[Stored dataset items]
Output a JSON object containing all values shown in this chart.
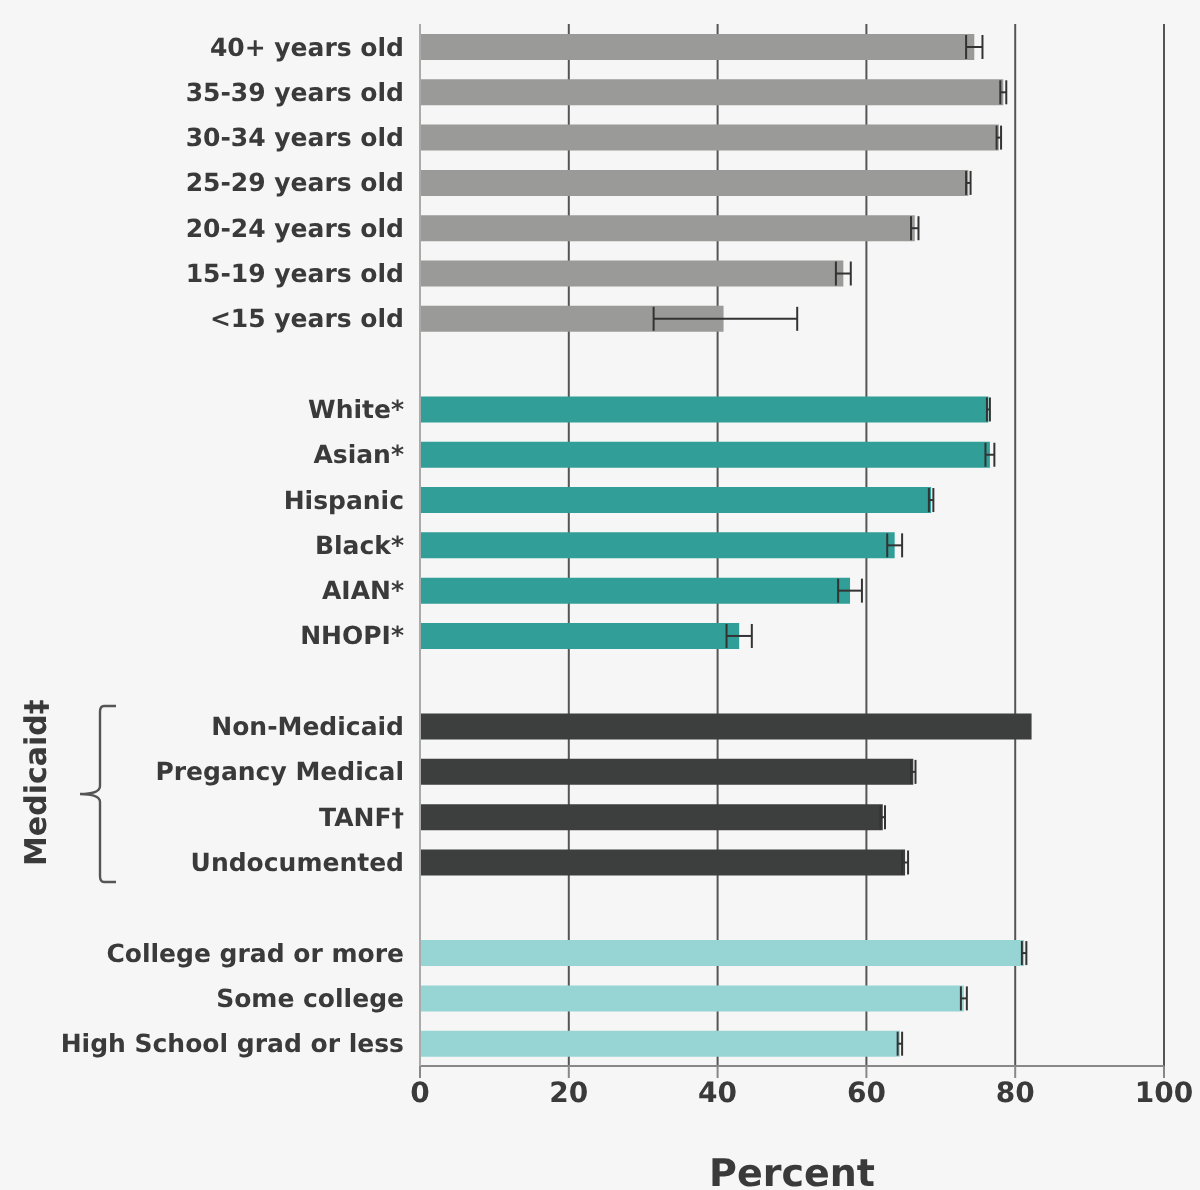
{
  "chart_data": {
    "type": "bar",
    "orientation": "horizontal",
    "xlabel": "Percent",
    "categories": [
      "40+ years old",
      "35-39 years old",
      "30-34 years old",
      "25-29 years old",
      "20-24 years old",
      "15-19 years old",
      "<15 years old",
      null,
      "White*",
      "Asian*",
      "Hispanic",
      "Black*",
      "AIAN*",
      "NHOPI*",
      null,
      "Non-Medicaid",
      "Pregancy Medical",
      "TANF†",
      "Undocumented",
      null,
      "College grad or more",
      "Some college",
      "High School grad or less"
    ],
    "values": [
      74.5,
      78.4,
      77.8,
      73.7,
      66.5,
      56.9,
      40.8,
      null,
      76.4,
      76.6,
      68.7,
      63.8,
      57.8,
      42.9,
      null,
      82.2,
      66.3,
      62.2,
      65.2,
      null,
      81.2,
      73.1,
      64.5
    ],
    "errors": [
      1.1,
      0.4,
      0.3,
      0.3,
      0.5,
      1,
      [
        31.4,
        50.7
      ],
      null,
      0.2,
      0.6,
      0.3,
      1,
      1.6,
      1.7,
      null,
      null,
      0.3,
      0.3,
      0.4,
      null,
      0.3,
      0.4,
      0.3
    ],
    "colors": [
      "#9a9a98",
      "#9a9a98",
      "#9a9a98",
      "#9a9a98",
      "#9a9a98",
      "#9a9a98",
      "#9a9a98",
      "#9a9a98",
      "#329e98",
      "#329e98",
      "#329e98",
      "#329e98",
      "#329e98",
      "#329e98",
      "#329e98",
      "#3d3f3e",
      "#3d3f3e",
      "#3d3f3e",
      "#3d3f3e",
      "#3d3f3e",
      "#97d5d5",
      "#97d5d5",
      "#97d5d5"
    ],
    "xlim": [
      0,
      100
    ],
    "xticks": [
      0,
      20,
      40,
      60,
      80,
      100
    ],
    "grid": "x",
    "annotations": [
      "Medicaid‡"
    ]
  }
}
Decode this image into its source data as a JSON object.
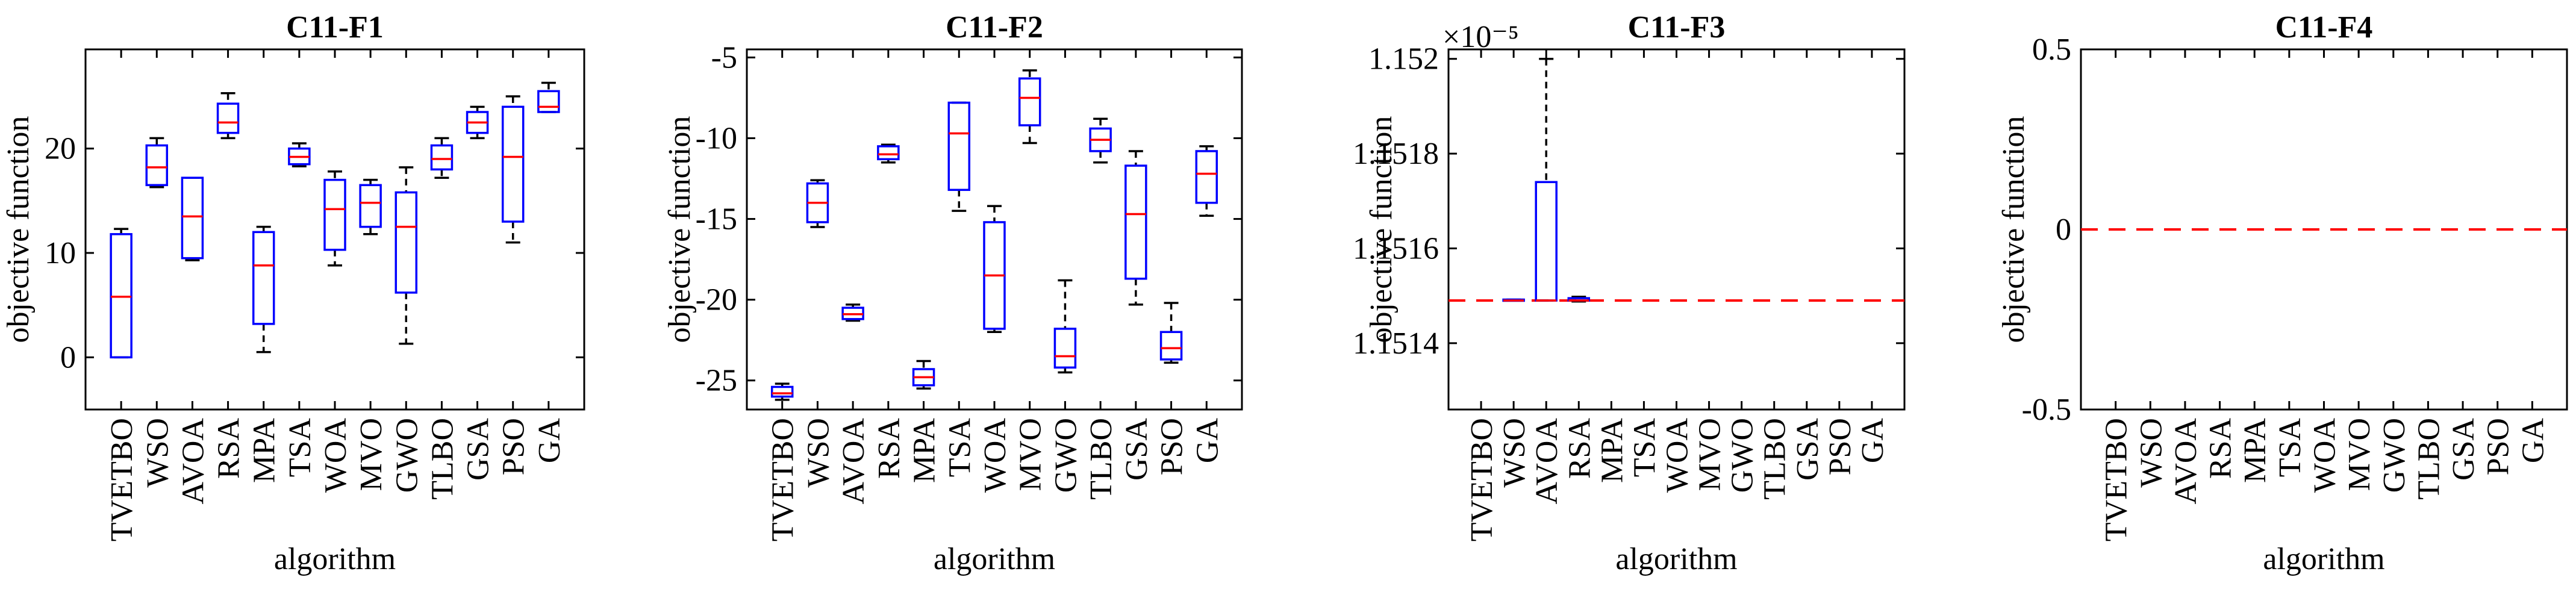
{
  "chart_data": [
    {
      "type": "box",
      "title": "C11-F1",
      "xlabel": "algorithm",
      "ylabel": "objective function",
      "categories": [
        "TVETBO",
        "WSO",
        "AVOA",
        "RSA",
        "MPA",
        "TSA",
        "WOA",
        "MVO",
        "GWO",
        "TLBO",
        "GSA",
        "PSO",
        "GA"
      ],
      "ylim": [
        -5,
        29.5
      ],
      "yticks": [
        0,
        10,
        20
      ],
      "ytick_labels": [
        "0",
        "10",
        "20"
      ],
      "exponent_label": "",
      "boxes": [
        {
          "min": 0,
          "q1": 0,
          "median": 5.8,
          "q3": 11.8,
          "max": 12.3
        },
        {
          "min": 16.3,
          "q1": 16.5,
          "median": 18.2,
          "q3": 20.3,
          "max": 21
        },
        {
          "min": 9.3,
          "q1": 9.5,
          "median": 13.5,
          "q3": 17.2,
          "max": 17.2
        },
        {
          "min": 21,
          "q1": 21.5,
          "median": 22.5,
          "q3": 24.3,
          "max": 25.3
        },
        {
          "min": 0.5,
          "q1": 3.2,
          "median": 8.8,
          "q3": 12,
          "max": 12.5
        },
        {
          "min": 18.3,
          "q1": 18.5,
          "median": 19.2,
          "q3": 20,
          "max": 20.5
        },
        {
          "min": 8.8,
          "q1": 10.3,
          "median": 14.2,
          "q3": 17,
          "max": 17.8
        },
        {
          "min": 11.8,
          "q1": 12.5,
          "median": 14.8,
          "q3": 16.5,
          "max": 17
        },
        {
          "min": 1.3,
          "q1": 6.2,
          "median": 12.5,
          "q3": 15.8,
          "max": 18.2
        },
        {
          "min": 17.2,
          "q1": 18,
          "median": 19,
          "q3": 20.3,
          "max": 21
        },
        {
          "min": 21,
          "q1": 21.5,
          "median": 22.5,
          "q3": 23.5,
          "max": 24
        },
        {
          "min": 11,
          "q1": 13,
          "median": 19.2,
          "q3": 24,
          "max": 25
        },
        {
          "min": 23.5,
          "q1": 23.5,
          "median": 24,
          "q3": 25.5,
          "max": 26.3
        }
      ],
      "reference_line": null
    },
    {
      "type": "box",
      "title": "C11-F2",
      "xlabel": "algorithm",
      "ylabel": "objective function",
      "categories": [
        "TVETBO",
        "WSO",
        "AVOA",
        "RSA",
        "MPA",
        "TSA",
        "WOA",
        "MVO",
        "GWO",
        "TLBO",
        "GSA",
        "PSO",
        "GA"
      ],
      "ylim": [
        -26.8,
        -4.5
      ],
      "yticks": [
        -25,
        -20,
        -15,
        -10,
        -5
      ],
      "ytick_labels": [
        "-25",
        "-20",
        "-15",
        "-10",
        "-5"
      ],
      "exponent_label": "",
      "boxes": [
        {
          "min": -26.2,
          "q1": -26,
          "median": -25.8,
          "q3": -25.4,
          "max": -25.2
        },
        {
          "min": -15.5,
          "q1": -15.2,
          "median": -14,
          "q3": -12.8,
          "max": -12.6
        },
        {
          "min": -21.3,
          "q1": -21.2,
          "median": -20.9,
          "q3": -20.5,
          "max": -20.3
        },
        {
          "min": -11.5,
          "q1": -11.3,
          "median": -11,
          "q3": -10.5,
          "max": -10.4
        },
        {
          "min": -25.5,
          "q1": -25.3,
          "median": -24.8,
          "q3": -24.3,
          "max": -23.8
        },
        {
          "min": -14.5,
          "q1": -13.2,
          "median": -9.7,
          "q3": -7.8,
          "max": -7.8
        },
        {
          "min": -22,
          "q1": -21.8,
          "median": -18.5,
          "q3": -15.2,
          "max": -14.2
        },
        {
          "min": -10.3,
          "q1": -9.2,
          "median": -7.5,
          "q3": -6.3,
          "max": -5.8
        },
        {
          "min": -24.5,
          "q1": -24.2,
          "median": -23.5,
          "q3": -21.8,
          "max": -18.8
        },
        {
          "min": -11.5,
          "q1": -10.8,
          "median": -10.1,
          "q3": -9.4,
          "max": -8.8
        },
        {
          "min": -20.3,
          "q1": -18.7,
          "median": -14.7,
          "q3": -11.7,
          "max": -10.8
        },
        {
          "min": -23.9,
          "q1": -23.7,
          "median": -23,
          "q3": -22,
          "max": -20.2
        },
        {
          "min": -14.8,
          "q1": -14,
          "median": -12.2,
          "q3": -10.8,
          "max": -10.5
        }
      ],
      "reference_line": null
    },
    {
      "type": "box",
      "title": "C11-F3",
      "xlabel": "algorithm",
      "ylabel": "objective function",
      "categories": [
        "TVETBO",
        "WSO",
        "AVOA",
        "RSA",
        "MPA",
        "TSA",
        "WOA",
        "MVO",
        "GWO",
        "TLBO",
        "GSA",
        "PSO",
        "GA"
      ],
      "ylim": [
        1.15126,
        1.15202
      ],
      "yticks": [
        1.1514,
        1.1516,
        1.1518,
        1.152
      ],
      "ytick_labels": [
        "1.1514",
        "1.1516",
        "1.1518",
        "1.152"
      ],
      "exponent_label": "×10⁻⁵",
      "boxes": [
        null,
        {
          "min": 1.15149,
          "q1": 1.15149,
          "median": 1.15149,
          "q3": 1.151492,
          "max": 1.151492
        },
        {
          "min": 1.15149,
          "q1": 1.15149,
          "median": 1.15149,
          "q3": 1.15174,
          "max": 1.152
        },
        {
          "min": 1.151488,
          "q1": 1.15149,
          "median": 1.15149,
          "q3": 1.151495,
          "max": 1.151498
        },
        null,
        null,
        null,
        null,
        null,
        null,
        null,
        null,
        null
      ],
      "reference_line": 1.15149
    },
    {
      "type": "box",
      "title": "C11-F4",
      "xlabel": "algorithm",
      "ylabel": "objective function",
      "categories": [
        "TVETBO",
        "WSO",
        "AVOA",
        "RSA",
        "MPA",
        "TSA",
        "WOA",
        "MVO",
        "GWO",
        "TLBO",
        "GSA",
        "PSO",
        "GA"
      ],
      "ylim": [
        -0.5,
        0.5
      ],
      "yticks": [
        -0.5,
        0,
        0.5
      ],
      "ytick_labels": [
        "-0.5",
        "0",
        "0.5"
      ],
      "exponent_label": "",
      "boxes": [
        null,
        null,
        null,
        null,
        null,
        null,
        null,
        null,
        null,
        null,
        null,
        null,
        null
      ],
      "reference_line": 0
    }
  ]
}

** REQUIREMENTS **
Take each line of the material that contains the word "title" and list it.

** RESULT OF THIS TASK **
      "title": "C11-F1",
      "title": "C11-F2",
      "title": "C11-F3",
      "title": "C11-F4",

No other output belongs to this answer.